>> start Exercise data

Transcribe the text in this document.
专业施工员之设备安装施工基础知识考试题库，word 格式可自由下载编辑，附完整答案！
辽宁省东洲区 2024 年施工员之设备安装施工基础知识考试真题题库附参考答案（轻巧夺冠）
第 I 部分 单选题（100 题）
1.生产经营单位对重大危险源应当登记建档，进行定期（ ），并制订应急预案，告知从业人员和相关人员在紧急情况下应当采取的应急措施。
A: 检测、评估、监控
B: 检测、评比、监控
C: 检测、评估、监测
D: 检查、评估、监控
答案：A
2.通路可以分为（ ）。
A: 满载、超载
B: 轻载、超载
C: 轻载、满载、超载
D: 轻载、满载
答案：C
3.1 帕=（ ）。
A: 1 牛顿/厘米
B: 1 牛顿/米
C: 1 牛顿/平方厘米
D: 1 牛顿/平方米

>> end Exercise data

Word for word, extract all the records.

**Output for this exercise**
Transcribe the text in this document.
专业施工员之设备安装施工基础知识考试题库，word 格式可自由下载编辑，附完整答案！
辽宁省东洲区 2024 年施工员之设备安装施工基础知识考试真题题库附参考答案（轻巧夺冠）
第 I 部分 单选题（100 题）
1.生产经营单位对重大危险源应当登记建档，进行定期（ ），并制订应急预案，告知从业人员和相关人员在紧急情况下应当采取的应急措施。
A: 检测、评估、监控
B: 检测、评比、监控
C: 检测、评估、监测
D: 检查、评估、监控
答案：A
2.通路可以分为（ ）。
A: 满载、超载
B: 轻载、超载
C: 轻载、满载、超载
D: 轻载、满载
答案：C
3.1 帕=（ ）。
A: 1 牛顿/厘米
B: 1 牛顿/米
C: 1 牛顿/平方厘米
D: 1 牛顿/平方米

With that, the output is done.